**What you need to do:**
Below is some material; set it all down exactly, apart from the pictures.

(Records about charts and figures)

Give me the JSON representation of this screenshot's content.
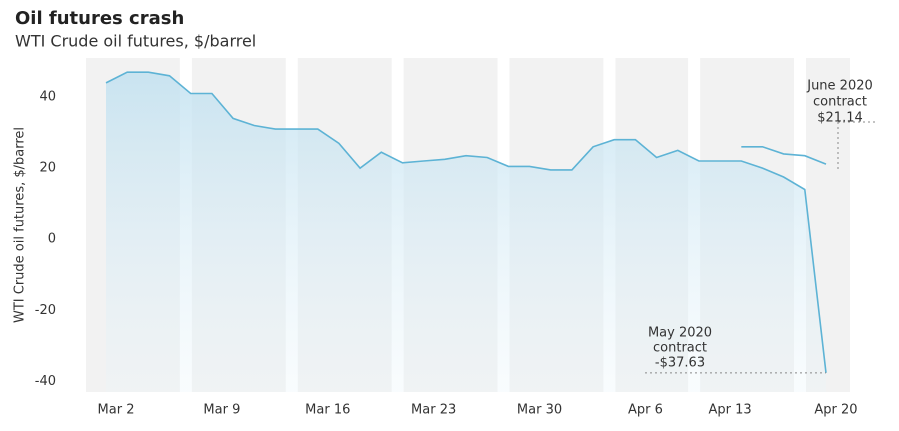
{
  "chart_data": {
    "type": "line",
    "title": "Oil futures crash",
    "subtitle": "WTI Crude oil futures, $/barrel",
    "y_label": "WTI Crude oil futures, $/barrel",
    "categories": [
      "Mar 2",
      null,
      null,
      null,
      null,
      "Mar 9",
      null,
      null,
      null,
      null,
      "Mar 16",
      null,
      null,
      null,
      null,
      "Mar 23",
      null,
      null,
      null,
      null,
      "Mar 30",
      null,
      null,
      null,
      null,
      "Apr 6",
      null,
      null,
      null,
      "Apr 13",
      null,
      null,
      null,
      null,
      "Apr 20"
    ],
    "series": [
      {
        "name": "May 2020 contract",
        "color": "#5db3d5",
        "values": [
          44,
          47,
          47,
          46,
          41,
          41,
          34,
          32,
          31,
          31,
          31,
          27,
          20,
          24.5,
          21.5,
          22,
          22.5,
          23.5,
          23,
          20.5,
          20.5,
          19.5,
          19.5,
          26,
          28,
          28,
          23,
          25,
          22,
          22,
          22,
          20,
          17.5,
          14,
          -37.63
        ]
      },
      {
        "name": "June 2020 contract",
        "color": "#5db3d5",
        "values": [
          null,
          null,
          null,
          null,
          null,
          null,
          null,
          null,
          null,
          null,
          null,
          null,
          null,
          null,
          null,
          null,
          null,
          null,
          null,
          null,
          null,
          null,
          null,
          null,
          null,
          null,
          null,
          null,
          null,
          null,
          26,
          26,
          24,
          23.5,
          21.14
        ]
      }
    ],
    "ylim": [
      -43,
      51
    ],
    "yticks": [
      -40,
      -20,
      0,
      20,
      40
    ],
    "annotations": [
      {
        "lines": [
          "June 2020",
          "contract",
          "$21.14"
        ]
      },
      {
        "lines": [
          "May 2020",
          "contract",
          "-$37.63"
        ]
      }
    ]
  }
}
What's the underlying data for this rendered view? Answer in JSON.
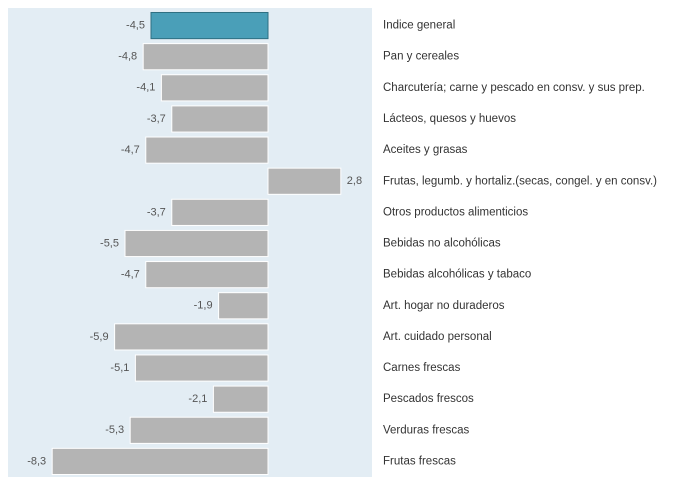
{
  "chart_data": {
    "type": "barh",
    "categories": [
      "Indice general",
      "Pan y cereales",
      "Charcutería; carne y pescado en consv. y sus prep.",
      "Lácteos, quesos y huevos",
      "Aceites y grasas",
      "Frutas, legumb. y hortaliz.(secas, congel. y en consv.)",
      "Otros productos alimenticios",
      "Bebidas no alcohólicas",
      "Bebidas alcohólicas y tabaco",
      "Art. hogar no duraderos",
      "Art. cuidado personal",
      "Carnes frescas",
      "Pescados frescos",
      "Verduras frescas",
      "Frutas frescas"
    ],
    "values": [
      -4.5,
      -4.8,
      -4.1,
      -3.7,
      -4.7,
      2.8,
      -3.7,
      -5.5,
      -4.7,
      -1.9,
      -5.9,
      -5.1,
      -2.1,
      -5.3,
      -8.3
    ],
    "value_labels": [
      "-4,5",
      "-4,8",
      "-4,1",
      "-3,7",
      "-4,7",
      "2,8",
      "-3,7",
      "-5,5",
      "-4,7",
      "-1,9",
      "-5,9",
      "-5,1",
      "-2,1",
      "-5,3",
      "-8,3"
    ],
    "colors": [
      "#4a9fb8",
      "#b4b4b4",
      "#b4b4b4",
      "#b4b4b4",
      "#b4b4b4",
      "#b4b4b4",
      "#b4b4b4",
      "#b4b4b4",
      "#b4b4b4",
      "#b4b4b4",
      "#b4b4b4",
      "#b4b4b4",
      "#b4b4b4",
      "#b4b4b4",
      "#b4b4b4"
    ],
    "xlim": [
      -10,
      4
    ]
  }
}
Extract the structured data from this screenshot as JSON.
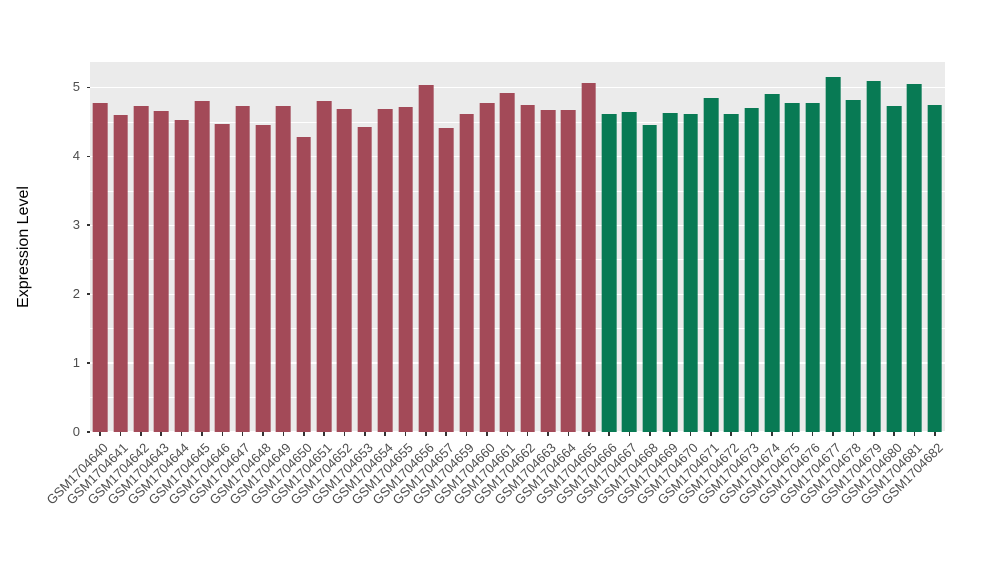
{
  "chart_data": {
    "type": "bar",
    "title": "",
    "xlabel": "",
    "ylabel": "Expression Level",
    "ylim": [
      0,
      5.37
    ],
    "yticks": [
      0,
      1,
      2,
      3,
      4,
      5
    ],
    "grid": true,
    "legend": "none",
    "panel_background": "#EBEBEB",
    "grid_color": "#FFFFFF",
    "axis_text_color": "#4D4D4D",
    "tick_mark_color": "#333333",
    "bar_width_fraction": 0.72,
    "groups": [
      {
        "name": "group-1",
        "color": "#A34A58",
        "from": 0,
        "to": 24
      },
      {
        "name": "group-2",
        "color": "#087A54",
        "from": 25,
        "to": 41
      }
    ],
    "categories": [
      "GSM1704640",
      "GSM1704641",
      "GSM1704642",
      "GSM1704643",
      "GSM1704644",
      "GSM1704645",
      "GSM1704646",
      "GSM1704647",
      "GSM1704648",
      "GSM1704649",
      "GSM1704650",
      "GSM1704651",
      "GSM1704652",
      "GSM1704653",
      "GSM1704654",
      "GSM1704655",
      "GSM1704656",
      "GSM1704657",
      "GSM1704659",
      "GSM1704660",
      "GSM1704661",
      "GSM1704662",
      "GSM1704663",
      "GSM1704664",
      "GSM1704665",
      "GSM1704666",
      "GSM1704667",
      "GSM1704668",
      "GSM1704669",
      "GSM1704670",
      "GSM1704671",
      "GSM1704672",
      "GSM1704673",
      "GSM1704674",
      "GSM1704675",
      "GSM1704676",
      "GSM1704677",
      "GSM1704678",
      "GSM1704679",
      "GSM1704680",
      "GSM1704681",
      "GSM1704682"
    ],
    "values": [
      4.78,
      4.6,
      4.73,
      4.66,
      4.53,
      4.8,
      4.47,
      4.73,
      4.45,
      4.73,
      4.28,
      4.8,
      4.69,
      4.43,
      4.69,
      4.72,
      5.03,
      4.41,
      4.62,
      4.77,
      4.92,
      4.75,
      4.68,
      4.68,
      5.06,
      4.61,
      4.64,
      4.45,
      4.63,
      4.62,
      4.85,
      4.61,
      4.7,
      4.9,
      4.77,
      4.78,
      5.15,
      4.82,
      5.1,
      4.73,
      5.05,
      4.74
    ]
  }
}
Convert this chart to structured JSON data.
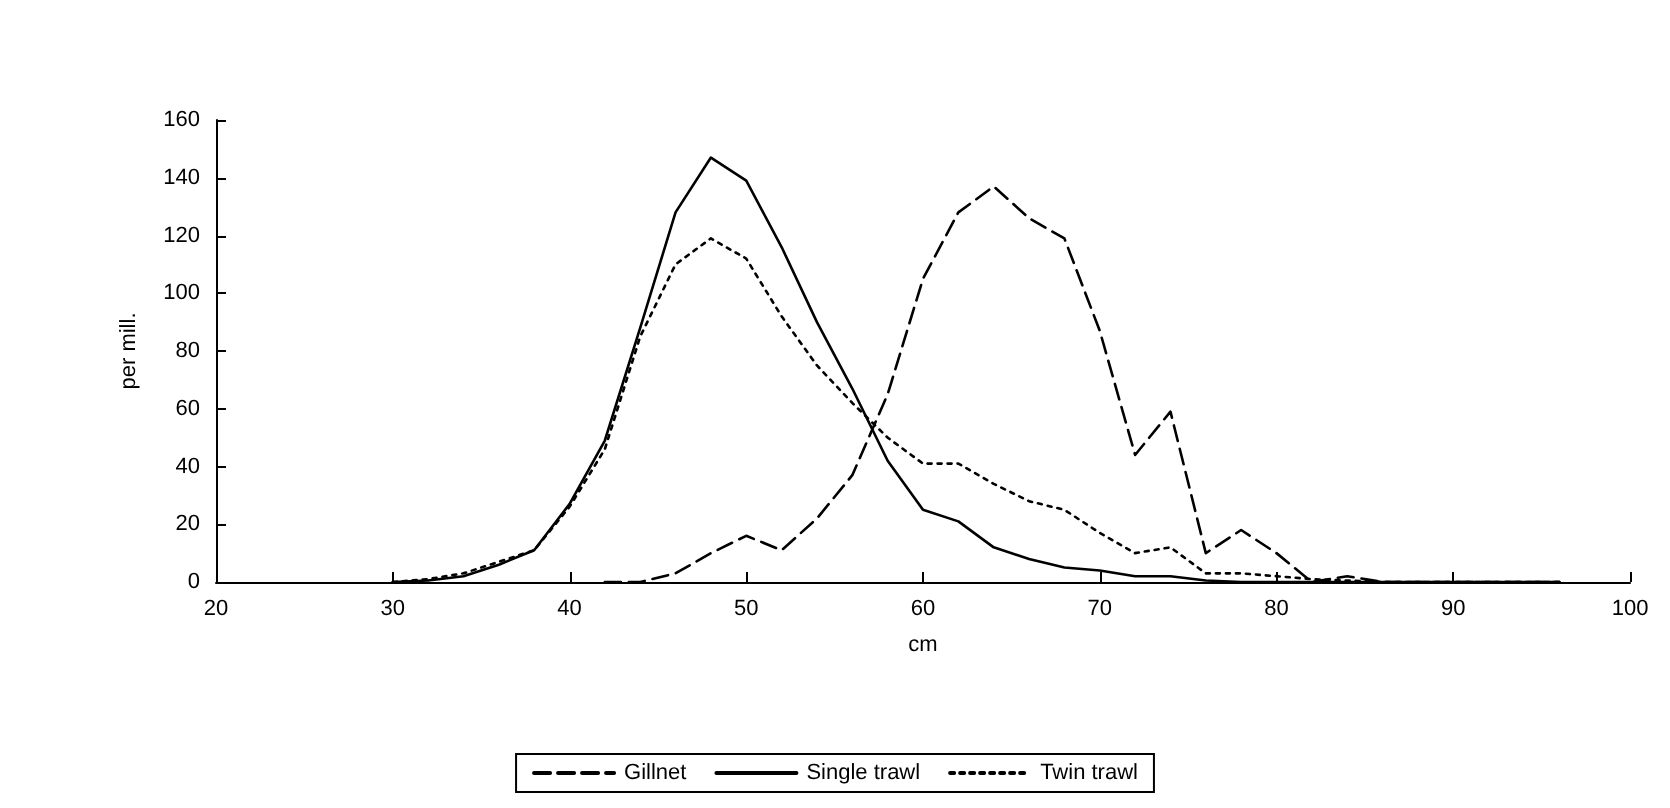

**Solution to this task:**
Give me the JSON representation of this screenshot's content.
{
  "chart_data": {
    "type": "line",
    "title": "Oil futures crash",
    "subtitle": "WTI Crude oil futures, $/barrel",
    "y_label": "WTI Crude oil futures, $/barrel",
    "categories": [
      "Mar 2",
      null,
      null,
      null,
      null,
      "Mar 9",
      null,
      null,
      null,
      null,
      "Mar 16",
      null,
      null,
      null,
      null,
      "Mar 23",
      null,
      null,
      null,
      null,
      "Mar 30",
      null,
      null,
      null,
      null,
      "Apr 6",
      null,
      null,
      null,
      "Apr 13",
      null,
      null,
      null,
      null,
      "Apr 20"
    ],
    "series": [
      {
        "name": "May 2020 contract",
        "color": "#5db3d5",
        "values": [
          44,
          47,
          47,
          46,
          41,
          41,
          34,
          32,
          31,
          31,
          31,
          27,
          20,
          24.5,
          21.5,
          22,
          22.5,
          23.5,
          23,
          20.5,
          20.5,
          19.5,
          19.5,
          26,
          28,
          28,
          23,
          25,
          22,
          22,
          22,
          20,
          17.5,
          14,
          -37.63
        ]
      },
      {
        "name": "June 2020 contract",
        "color": "#5db3d5",
        "values": [
          null,
          null,
          null,
          null,
          null,
          null,
          null,
          null,
          null,
          null,
          null,
          null,
          null,
          null,
          null,
          null,
          null,
          null,
          null,
          null,
          null,
          null,
          null,
          null,
          null,
          null,
          null,
          null,
          null,
          null,
          26,
          26,
          24,
          23.5,
          21.14
        ]
      }
    ],
    "ylim": [
      -43,
      51
    ],
    "yticks": [
      -40,
      -20,
      0,
      20,
      40
    ],
    "annotations": [
      {
        "lines": [
          "June 2020",
          "contract",
          "$21.14"
        ]
      },
      {
        "lines": [
          "May 2020",
          "contract",
          "-$37.63"
        ]
      }
    ]
  }
}
What's the underlying data for this rendered view? Answer in JSON.
{
  "chart_data": {
    "type": "barh",
    "categories": [
      "Indice general",
      "Pan y cereales",
      "Charcutería; carne y pescado en consv. y sus prep.",
      "Lácteos, quesos y huevos",
      "Aceites y grasas",
      "Frutas, legumb. y hortaliz.(secas, congel. y en consv.)",
      "Otros productos alimenticios",
      "Bebidas no alcohólicas",
      "Bebidas alcohólicas y tabaco",
      "Art. hogar no duraderos",
      "Art. cuidado personal",
      "Carnes frescas",
      "Pescados frescos",
      "Verduras frescas",
      "Frutas frescas"
    ],
    "values": [
      -4.5,
      -4.8,
      -4.1,
      -3.7,
      -4.7,
      2.8,
      -3.7,
      -5.5,
      -4.7,
      -1.9,
      -5.9,
      -5.1,
      -2.1,
      -5.3,
      -8.3
    ],
    "value_labels": [
      "-4,5",
      "-4,8",
      "-4,1",
      "-3,7",
      "-4,7",
      "2,8",
      "-3,7",
      "-5,5",
      "-4,7",
      "-1,9",
      "-5,9",
      "-5,1",
      "-2,1",
      "-5,3",
      "-8,3"
    ],
    "colors": [
      "#4a9fb8",
      "#b4b4b4",
      "#b4b4b4",
      "#b4b4b4",
      "#b4b4b4",
      "#b4b4b4",
      "#b4b4b4",
      "#b4b4b4",
      "#b4b4b4",
      "#b4b4b4",
      "#b4b4b4",
      "#b4b4b4",
      "#b4b4b4",
      "#b4b4b4",
      "#b4b4b4"
    ],
    "xlim": [
      -10,
      4
    ]
  }
}
Extract the structured data from this screenshot as JSON.
{
  "chart_data": {
    "type": "bar",
    "title": "",
    "xlabel": "",
    "ylabel": "Expression Level",
    "ylim": [
      0,
      5.37
    ],
    "yticks": [
      0,
      1,
      2,
      3,
      4,
      5
    ],
    "grid": true,
    "legend": "none",
    "panel_background": "#EBEBEB",
    "grid_color": "#FFFFFF",
    "axis_text_color": "#4D4D4D",
    "tick_mark_color": "#333333",
    "bar_width_fraction": 0.72,
    "groups": [
      {
        "name": "group-1",
        "color": "#A34A58",
        "from": 0,
        "to": 24
      },
      {
        "name": "group-2",
        "color": "#087A54",
        "from": 25,
        "to": 41
      }
    ],
    "categories": [
      "GSM1704640",
      "GSM1704641",
      "GSM1704642",
      "GSM1704643",
      "GSM1704644",
      "GSM1704645",
      "GSM1704646",
      "GSM1704647",
      "GSM1704648",
      "GSM1704649",
      "GSM1704650",
      "GSM1704651",
      "GSM1704652",
      "GSM1704653",
      "GSM1704654",
      "GSM1704655",
      "GSM1704656",
      "GSM1704657",
      "GSM1704659",
      "GSM1704660",
      "GSM1704661",
      "GSM1704662",
      "GSM1704663",
      "GSM1704664",
      "GSM1704665",
      "GSM1704666",
      "GSM1704667",
      "GSM1704668",
      "GSM1704669",
      "GSM1704670",
      "GSM1704671",
      "GSM1704672",
      "GSM1704673",
      "GSM1704674",
      "GSM1704675",
      "GSM1704676",
      "GSM1704677",
      "GSM1704678",
      "GSM1704679",
      "GSM1704680",
      "GSM1704681",
      "GSM1704682"
    ],
    "values": [
      4.78,
      4.6,
      4.73,
      4.66,
      4.53,
      4.8,
      4.47,
      4.73,
      4.45,
      4.73,
      4.28,
      4.8,
      4.69,
      4.43,
      4.69,
      4.72,
      5.03,
      4.41,
      4.62,
      4.77,
      4.92,
      4.75,
      4.68,
      4.68,
      5.06,
      4.61,
      4.64,
      4.45,
      4.63,
      4.62,
      4.85,
      4.61,
      4.7,
      4.9,
      4.77,
      4.78,
      5.15,
      4.82,
      5.1,
      4.73,
      5.05,
      4.74
    ]
  }
}
Convert this chart to structured JSON data.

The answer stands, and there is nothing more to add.